◆ What is expected: When you reach the records below, output every one exactly as written but leave out any pictures.

(Entries from a page text dataset)

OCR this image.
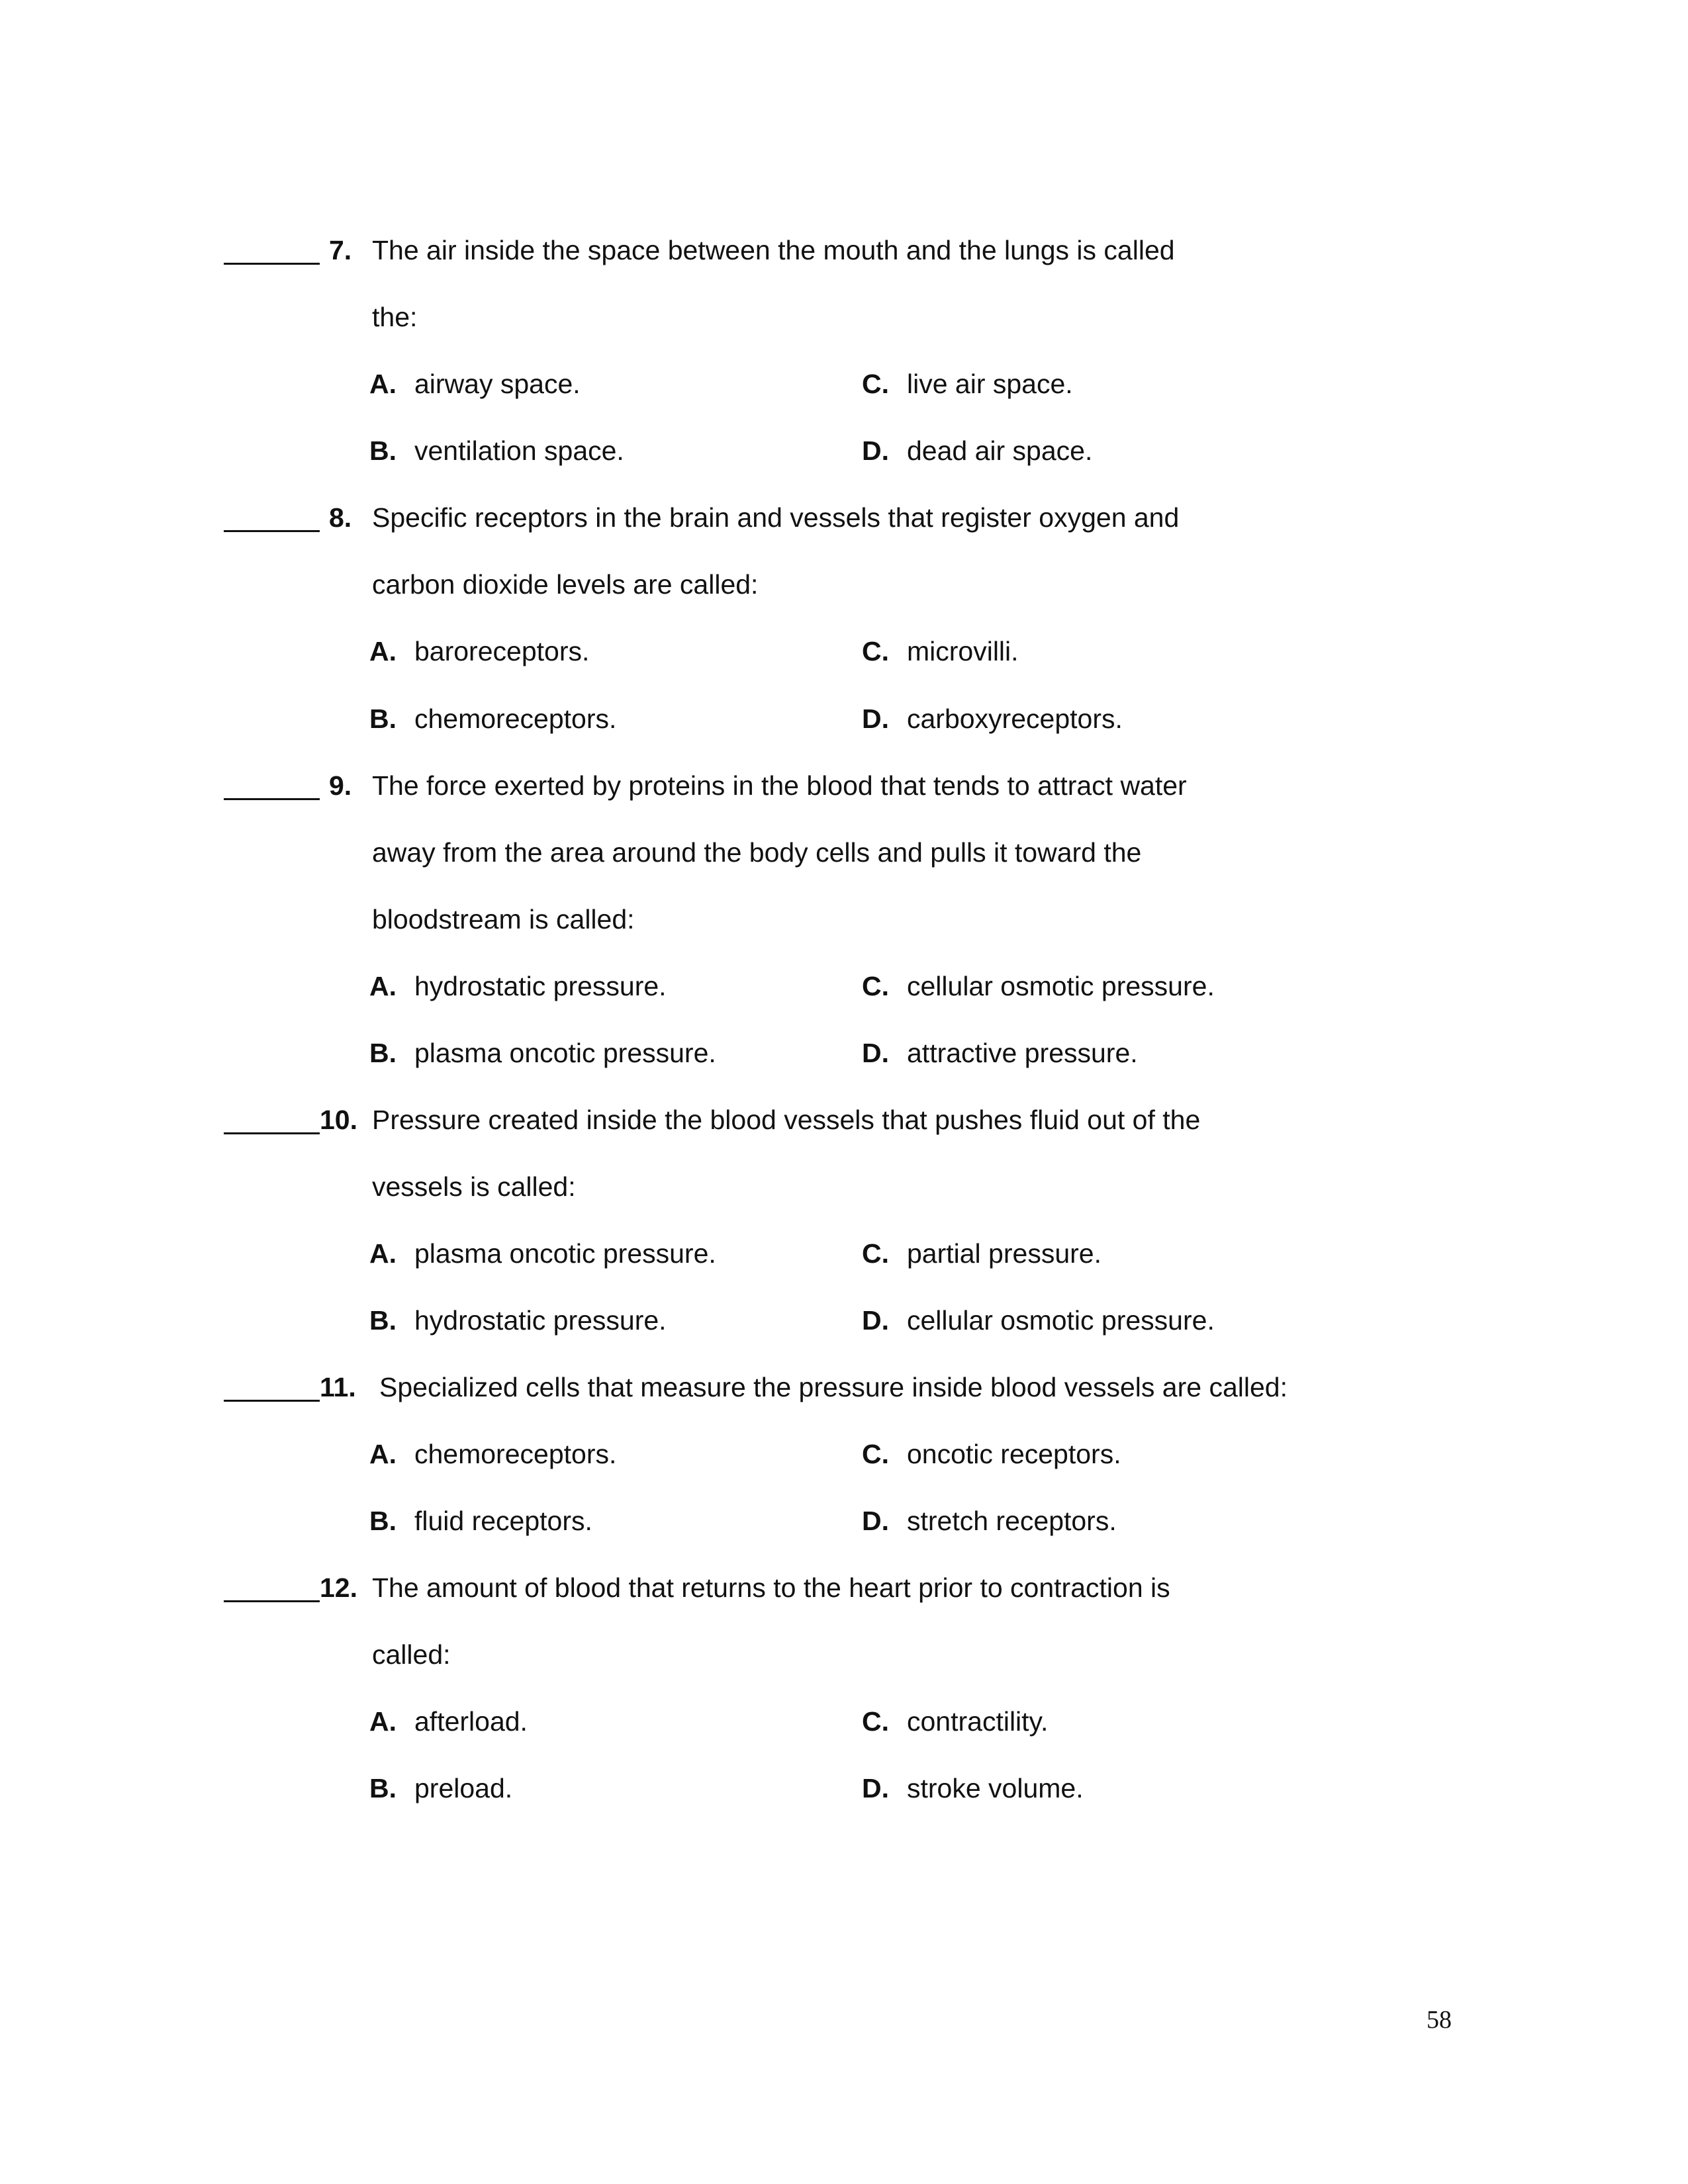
7. The air inside the space between the mouth and the lungs is called
the:
A. airway space.	C. live air space.
B. ventilation space.	D. dead air space.
8. Specific receptors in the brain and vessels that register oxygen and
carbon dioxide levels are called:
A. baroreceptors.	C. microvilli.
B. chemoreceptors.	D. carboxyreceptors.
9. The force exerted by proteins in the blood that tends to attract water
away from the area around the body cells and pulls it toward the
bloodstream is called:
A. hydrostatic pressure.	C. cellular osmotic pressure.
B. plasma oncotic pressure.	D. attractive pressure.
10. Pressure created inside the blood vessels that pushes fluid out of the
vessels is called:
A. plasma oncotic pressure.	C. partial pressure.
B. hydrostatic pressure.	D. cellular osmotic pressure.
11. Specialized cells that measure the pressure inside blood vessels are called:
A. chemoreceptors.	C. oncotic receptors.
B. fluid receptors.	D. stretch receptors.
12. The amount of blood that returns to the heart prior to contraction is
called:
A. afterload.	C. contractility.
B. preload.	D. stroke volume.
58
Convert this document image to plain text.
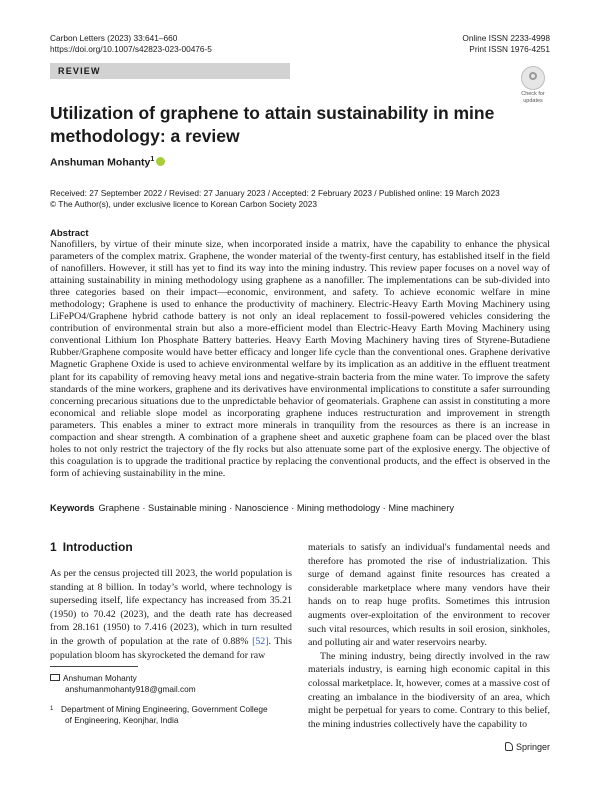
Carbon Letters (2023) 33:641–660
https://doi.org/10.1007/s42823-023-00476-5
Online ISSN 2233-4998
Print ISSN 1976-4251
REVIEW
Check for
updates
Utilization of graphene to attain sustainability in mine methodology: a review
Anshuman Mohanty$^1$
Received: 27 September 2022 / Revised: 27 January 2023 / Accepted: 2 February 2023 / Published online: 19 March 2023
© The Author(s), under exclusive licence to Korean Carbon Society 2023
Abstract
Nanofillers, by virtue of their minute size, when incorporated inside a matrix, have the capability to enhance the physical parameters of the complex matrix. Graphene, the wonder material of the twenty-first century, has established itself in the field of nanofillers. However, it still has yet to find its way into the mining industry. This review paper focuses on a novel way of attaining sustainability in mining methodology using graphene as a nanofiller. The implementations can be sub-divided into three categories based on their impact—economic, environment, and safety. To achieve economic welfare in mine methodology; Graphene is used to enhance the productivity of machinery. Electric-Heavy Earth Moving Machinery using LiFePO4/Graphene hybrid cathode battery is not only an ideal replacement to fossil-powered vehicles considering the contribution of environmental strain but also a more-efficient model than Electric-Heavy Earth Moving Machinery using conventional Lithium Ion Phosphate Battery batteries. Heavy Earth Moving Machinery having tires of Styrene-Butadiene Rubber/Graphene composite would have better efficacy and longer life cycle than the conventional ones. Graphene derivative Magnetic Graphene Oxide is used to achieve environmental welfare by its implication as an additive in the effluent treatment plant for its capability of removing heavy metal ions and negative-strain bacteria from the mine water. To improve the safety standards of the mine workers, graphene and its derivatives have environmental implications to constitute a safer surrounding concerning precarious situations due to the unpredictable behavior of geomaterials. Graphene can assist in constituting a more economical and reliable slope model as incorporating graphene induces restructuration and improvement in strength parameters. This enables a miner to extract more minerals in tranquility from the resources as there is an increase in compaction and shear strength. A combination of a graphene sheet and auxetic graphene foam can be placed over the blast holes to not only restrict the trajectory of the fly rocks but also attenuate some part of the explosive energy. The objective of this coagulation is to upgrade the traditional practice by replacing the conventional products, and the effect is observed in the form of achieving sustainability in the mine.
Keywords Graphene · Sustainable mining · Nanoscience · Mining methodology · Mine machinery
1 Introduction
As per the census projected till 2023, the world population is standing at 8 billion. In today’s world, where technology is superseding itself, life expectancy has increased from 35.21 (1950) to 70.42 (2023), and the death rate has decreased from 28.161 (1950) to 7.416 (2023), which in turn resulted in the growth of population at the rate of 0.88% [52]. This population bloom has skyrocketed the demand for raw

materials to satisfy an individual's fundamental needs and therefore has promoted the rise of industrialization. This surge of demand against finite resources has created a considerable marketplace where many vendors have their hands on to reap huge profits. Sometimes this intrusion augments over-exploitation of the environment to recover such vital resources, which results in soil erosion, sinkholes, and polluting air and water reservoirs nearby.

The mining industry, being directly involved in the raw materials industry, is earning high economic capital in this colossal marketplace. It, however, comes at a massive cost of creating an imbalance in the biodiversity of an area, which might be perpetual for years to come. Contrary to this belief, the mining industries collectively have the capability to

Anshuman Mohanty
anshumanmohanty918@gmail.com
$^1$ Department of Mining Engineering, Government College
of Engineering, Keonjhar, India
Springer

◆ Answer space:
OCR this image.
7. The air inside the space between the mouth and the lungs is called
the:
A. airway space.	C. live air space.
B. ventilation space.	D. dead air space.
8. Specific receptors in the brain and vessels that register oxygen and
carbon dioxide levels are called:
A. baroreceptors.	C. microvilli.
B. chemoreceptors.	D. carboxyreceptors.
9. The force exerted by proteins in the blood that tends to attract water
away from the area around the body cells and pulls it toward the
bloodstream is called:
A. hydrostatic pressure.	C. cellular osmotic pressure.
B. plasma oncotic pressure.	D. attractive pressure.
10. Pressure created inside the blood vessels that pushes fluid out of the
vessels is called:
A. plasma oncotic pressure.	C. partial pressure.
B. hydrostatic pressure.	D. cellular osmotic pressure.
11. Specialized cells that measure the pressure inside blood vessels are called:
A. chemoreceptors.	C. oncotic receptors.
B. fluid receptors.	D. stretch receptors.
12. The amount of blood that returns to the heart prior to contraction is
called:
A. afterload.	C. contractility.
B. preload.	D. stroke volume.
58
Convert this document image to plain text.
Carbon Letters (2023) 33:641–660
https://doi.org/10.1007/s42823-023-00476-5
Online ISSN 2233-4998
Print ISSN 1976-4251
REVIEW
Check for
updates
Utilization of graphene to attain sustainability in mine methodology: a review
Anshuman Mohanty$^1$
Received: 27 September 2022 / Revised: 27 January 2023 / Accepted: 2 February 2023 / Published online: 19 March 2023
© The Author(s), under exclusive licence to Korean Carbon Society 2023
Abstract
Nanofillers, by virtue of their minute size, when incorporated inside a matrix, have the capability to enhance the physical parameters of the complex matrix. Graphene, the wonder material of the twenty-first century, has established itself in the field of nanofillers. However, it still has yet to find its way into the mining industry. This review paper focuses on a novel way of attaining sustainability in mining methodology using graphene as a nanofiller. The implementations can be sub-divided into three categories based on their impact—economic, environment, and safety. To achieve economic welfare in mine methodology; Graphene is used to enhance the productivity of machinery. Electric-Heavy Earth Moving Machinery using LiFePO4/Graphene hybrid cathode battery is not only an ideal replacement to fossil-powered vehicles considering the contribution of environmental strain but also a more-efficient model than Electric-Heavy Earth Moving Machinery using conventional Lithium Ion Phosphate Battery batteries. Heavy Earth Moving Machinery having tires of Styrene-Butadiene Rubber/Graphene composite would have better efficacy and longer life cycle than the conventional ones. Graphene derivative Magnetic Graphene Oxide is used to achieve environmental welfare by its implication as an additive in the effluent treatment plant for its capability of removing heavy metal ions and negative-strain bacteria from the mine water. To improve the safety standards of the mine workers, graphene and its derivatives have environmental implications to constitute a safer surrounding concerning precarious situations due to the unpredictable behavior of geomaterials. Graphene can assist in constituting a more economical and reliable slope model as incorporating graphene induces restructuration and improvement in strength parameters. This enables a miner to extract more minerals in tranquility from the resources as there is an increase in compaction and shear strength. A combination of a graphene sheet and auxetic graphene foam can be placed over the blast holes to not only restrict the trajectory of the fly rocks but also attenuate some part of the explosive energy. The objective of this coagulation is to upgrade the traditional practice by replacing the conventional products, and the effect is observed in the form of achieving sustainability in the mine.
Keywords Graphene · Sustainable mining · Nanoscience · Mining methodology · Mine machinery
1 Introduction
As per the census projected till 2023, the world population is standing at 8 billion. In today’s world, where technology is superseding itself, life expectancy has increased from 35.21 (1950) to 70.42 (2023), and the death rate has decreased from 28.161 (1950) to 7.416 (2023), which in turn resulted in the growth of population at the rate of 0.88% [52]. This population bloom has skyrocketed the demand for raw

materials to satisfy an individual's fundamental needs and therefore has promoted the rise of industrialization. This surge of demand against finite resources has created a considerable marketplace where many vendors have their hands on to reap huge profits. Sometimes this intrusion augments over-exploitation of the environment to recover such vital resources, which results in soil erosion, sinkholes, and polluting air and water reservoirs nearby.

The mining industry, being directly involved in the raw materials industry, is earning high economic capital in this colossal marketplace. It, however, comes at a massive cost of creating an imbalance in the biodiversity of an area, which might be perpetual for years to come. Contrary to this belief, the mining industries collectively have the capability to

Anshuman Mohanty
anshumanmohanty918@gmail.com
$^1$ Department of Mining Engineering, Government College
of Engineering, Keonjhar, India
Springer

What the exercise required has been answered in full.